Exercise objective: Locate every line that holds the string "کلثوم" and copy it.

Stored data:

####

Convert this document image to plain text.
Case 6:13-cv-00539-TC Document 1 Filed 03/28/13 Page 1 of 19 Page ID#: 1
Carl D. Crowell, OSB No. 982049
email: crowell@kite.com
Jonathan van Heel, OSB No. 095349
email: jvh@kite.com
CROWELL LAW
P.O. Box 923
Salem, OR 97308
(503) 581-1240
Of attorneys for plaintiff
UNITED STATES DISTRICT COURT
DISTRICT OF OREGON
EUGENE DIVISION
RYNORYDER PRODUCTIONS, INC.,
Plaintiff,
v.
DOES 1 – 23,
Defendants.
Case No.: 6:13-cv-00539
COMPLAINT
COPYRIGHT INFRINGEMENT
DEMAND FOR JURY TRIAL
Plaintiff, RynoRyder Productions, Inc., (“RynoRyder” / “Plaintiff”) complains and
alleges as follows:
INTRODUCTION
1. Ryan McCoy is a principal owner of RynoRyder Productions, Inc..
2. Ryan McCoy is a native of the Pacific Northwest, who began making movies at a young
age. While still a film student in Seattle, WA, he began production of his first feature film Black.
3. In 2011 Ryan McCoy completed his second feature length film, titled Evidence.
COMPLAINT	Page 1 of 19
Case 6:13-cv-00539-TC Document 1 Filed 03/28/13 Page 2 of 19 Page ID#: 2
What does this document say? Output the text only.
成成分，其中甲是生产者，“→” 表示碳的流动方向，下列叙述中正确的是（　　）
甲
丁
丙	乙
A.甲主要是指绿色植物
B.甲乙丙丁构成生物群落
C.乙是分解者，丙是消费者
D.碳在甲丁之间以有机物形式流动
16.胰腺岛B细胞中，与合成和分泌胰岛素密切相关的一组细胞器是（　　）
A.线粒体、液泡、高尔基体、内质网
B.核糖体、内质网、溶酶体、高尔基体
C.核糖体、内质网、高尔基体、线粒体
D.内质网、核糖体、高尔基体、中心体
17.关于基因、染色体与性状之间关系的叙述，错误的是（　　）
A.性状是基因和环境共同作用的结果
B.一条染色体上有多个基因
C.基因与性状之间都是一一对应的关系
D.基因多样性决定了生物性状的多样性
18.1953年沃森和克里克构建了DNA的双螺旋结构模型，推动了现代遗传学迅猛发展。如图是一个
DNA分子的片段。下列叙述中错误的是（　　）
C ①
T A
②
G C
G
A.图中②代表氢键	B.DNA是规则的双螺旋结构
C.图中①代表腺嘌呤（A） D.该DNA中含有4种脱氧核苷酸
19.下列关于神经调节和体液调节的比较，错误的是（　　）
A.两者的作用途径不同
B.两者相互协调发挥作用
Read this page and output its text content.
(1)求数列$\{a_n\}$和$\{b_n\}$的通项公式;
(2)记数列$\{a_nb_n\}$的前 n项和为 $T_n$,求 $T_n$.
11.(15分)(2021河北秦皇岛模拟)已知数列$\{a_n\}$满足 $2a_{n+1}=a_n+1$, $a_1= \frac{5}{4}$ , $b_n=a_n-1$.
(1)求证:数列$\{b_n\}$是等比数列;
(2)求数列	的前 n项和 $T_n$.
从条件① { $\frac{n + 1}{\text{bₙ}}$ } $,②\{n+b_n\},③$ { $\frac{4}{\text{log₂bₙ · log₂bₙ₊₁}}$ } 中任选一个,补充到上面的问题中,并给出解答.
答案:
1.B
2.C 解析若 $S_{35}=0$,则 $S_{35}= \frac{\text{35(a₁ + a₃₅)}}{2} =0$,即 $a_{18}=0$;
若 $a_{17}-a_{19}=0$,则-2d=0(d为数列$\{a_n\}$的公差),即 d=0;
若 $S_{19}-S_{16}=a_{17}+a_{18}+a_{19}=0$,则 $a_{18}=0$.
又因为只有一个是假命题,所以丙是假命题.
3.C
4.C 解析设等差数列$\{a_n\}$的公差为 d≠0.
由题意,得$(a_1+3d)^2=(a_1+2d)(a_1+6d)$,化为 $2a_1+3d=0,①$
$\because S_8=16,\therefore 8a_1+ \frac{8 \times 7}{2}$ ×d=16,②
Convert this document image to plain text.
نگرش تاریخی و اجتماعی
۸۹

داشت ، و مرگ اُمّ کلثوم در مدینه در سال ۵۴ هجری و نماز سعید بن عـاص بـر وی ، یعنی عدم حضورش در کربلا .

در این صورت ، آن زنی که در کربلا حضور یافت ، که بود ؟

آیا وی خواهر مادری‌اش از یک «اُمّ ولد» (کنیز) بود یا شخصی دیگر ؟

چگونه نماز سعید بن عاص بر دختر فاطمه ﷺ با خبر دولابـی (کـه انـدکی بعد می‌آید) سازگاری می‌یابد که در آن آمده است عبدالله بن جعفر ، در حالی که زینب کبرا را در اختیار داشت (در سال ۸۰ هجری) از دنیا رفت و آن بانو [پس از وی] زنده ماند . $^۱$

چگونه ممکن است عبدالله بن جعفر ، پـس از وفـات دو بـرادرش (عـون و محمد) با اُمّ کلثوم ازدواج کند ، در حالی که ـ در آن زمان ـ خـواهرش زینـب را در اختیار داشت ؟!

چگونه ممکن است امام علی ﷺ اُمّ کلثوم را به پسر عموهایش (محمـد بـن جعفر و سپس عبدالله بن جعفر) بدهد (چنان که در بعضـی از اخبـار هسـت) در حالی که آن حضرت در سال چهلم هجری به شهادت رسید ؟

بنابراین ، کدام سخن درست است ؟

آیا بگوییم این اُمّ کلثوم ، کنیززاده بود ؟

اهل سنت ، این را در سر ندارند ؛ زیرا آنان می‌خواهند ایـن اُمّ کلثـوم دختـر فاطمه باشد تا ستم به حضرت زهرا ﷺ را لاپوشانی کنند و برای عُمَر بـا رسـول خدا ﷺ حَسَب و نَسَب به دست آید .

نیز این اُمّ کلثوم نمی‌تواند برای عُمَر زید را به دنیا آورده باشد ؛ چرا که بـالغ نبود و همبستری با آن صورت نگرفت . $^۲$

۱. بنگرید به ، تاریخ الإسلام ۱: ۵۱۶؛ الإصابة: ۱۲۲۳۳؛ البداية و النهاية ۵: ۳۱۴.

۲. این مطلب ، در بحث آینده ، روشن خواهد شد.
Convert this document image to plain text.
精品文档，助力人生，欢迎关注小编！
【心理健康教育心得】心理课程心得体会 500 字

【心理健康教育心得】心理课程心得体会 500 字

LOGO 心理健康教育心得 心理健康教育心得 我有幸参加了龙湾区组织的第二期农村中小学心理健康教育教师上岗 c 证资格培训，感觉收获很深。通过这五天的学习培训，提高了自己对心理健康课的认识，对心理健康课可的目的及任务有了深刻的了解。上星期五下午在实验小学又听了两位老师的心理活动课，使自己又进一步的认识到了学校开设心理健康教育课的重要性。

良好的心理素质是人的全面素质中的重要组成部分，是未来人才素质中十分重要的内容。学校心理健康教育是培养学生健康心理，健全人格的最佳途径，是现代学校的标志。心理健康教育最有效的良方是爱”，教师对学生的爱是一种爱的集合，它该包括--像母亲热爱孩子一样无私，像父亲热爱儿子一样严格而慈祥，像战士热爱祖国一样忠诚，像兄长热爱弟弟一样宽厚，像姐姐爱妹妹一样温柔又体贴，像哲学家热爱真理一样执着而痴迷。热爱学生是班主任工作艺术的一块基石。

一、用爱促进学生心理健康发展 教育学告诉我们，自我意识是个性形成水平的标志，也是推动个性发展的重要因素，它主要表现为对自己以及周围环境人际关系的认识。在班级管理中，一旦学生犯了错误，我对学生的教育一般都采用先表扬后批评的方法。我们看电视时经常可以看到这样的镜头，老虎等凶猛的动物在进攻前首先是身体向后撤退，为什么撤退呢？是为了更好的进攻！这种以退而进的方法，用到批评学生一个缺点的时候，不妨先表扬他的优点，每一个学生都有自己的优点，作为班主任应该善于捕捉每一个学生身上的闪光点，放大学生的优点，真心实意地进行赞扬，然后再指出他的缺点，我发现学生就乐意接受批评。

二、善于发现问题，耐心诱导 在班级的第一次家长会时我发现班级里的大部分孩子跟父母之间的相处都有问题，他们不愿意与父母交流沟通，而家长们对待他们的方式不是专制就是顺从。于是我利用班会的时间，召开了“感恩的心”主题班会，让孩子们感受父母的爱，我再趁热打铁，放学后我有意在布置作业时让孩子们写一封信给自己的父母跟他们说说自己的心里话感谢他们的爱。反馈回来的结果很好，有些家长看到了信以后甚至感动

####

Task result:
داشت ، و مرگ اُمّ کلثوم در مدینه در سال ۵۴ هجری و نماز سعید بن عـاص بـر وی ، یعنی عدم حضورش در کربلا .
چگونه ممکن است عبدالله بن جعفر ، پـس از وفـات دو بـرادرش (عـون و محمد) با اُمّ کلثوم ازدواج کند ، در حالی که ـ در آن زمان ـ خـواهرش زینـب را در اختیار داشت ؟!
چگونه ممکن است امام علی ﷺ اُمّ کلثوم را به پسر عموهایش (محمـد بـن جعفر و سپس عبدالله بن جعفر) بدهد (چنان که در بعضـی از اخبـار هسـت) در حالی که آن حضرت در سال چهلم هجری به شهادت رسید ؟
آیا بگوییم این اُمّ کلثوم ، کنیززاده بود ؟
نیز این اُمّ کلثوم نمی‌تواند برای عُمَر زید را به دنیا آورده باشد ؛ چرا که بـالغ نبود و همبستری با آن صورت نگرفت . $^۲$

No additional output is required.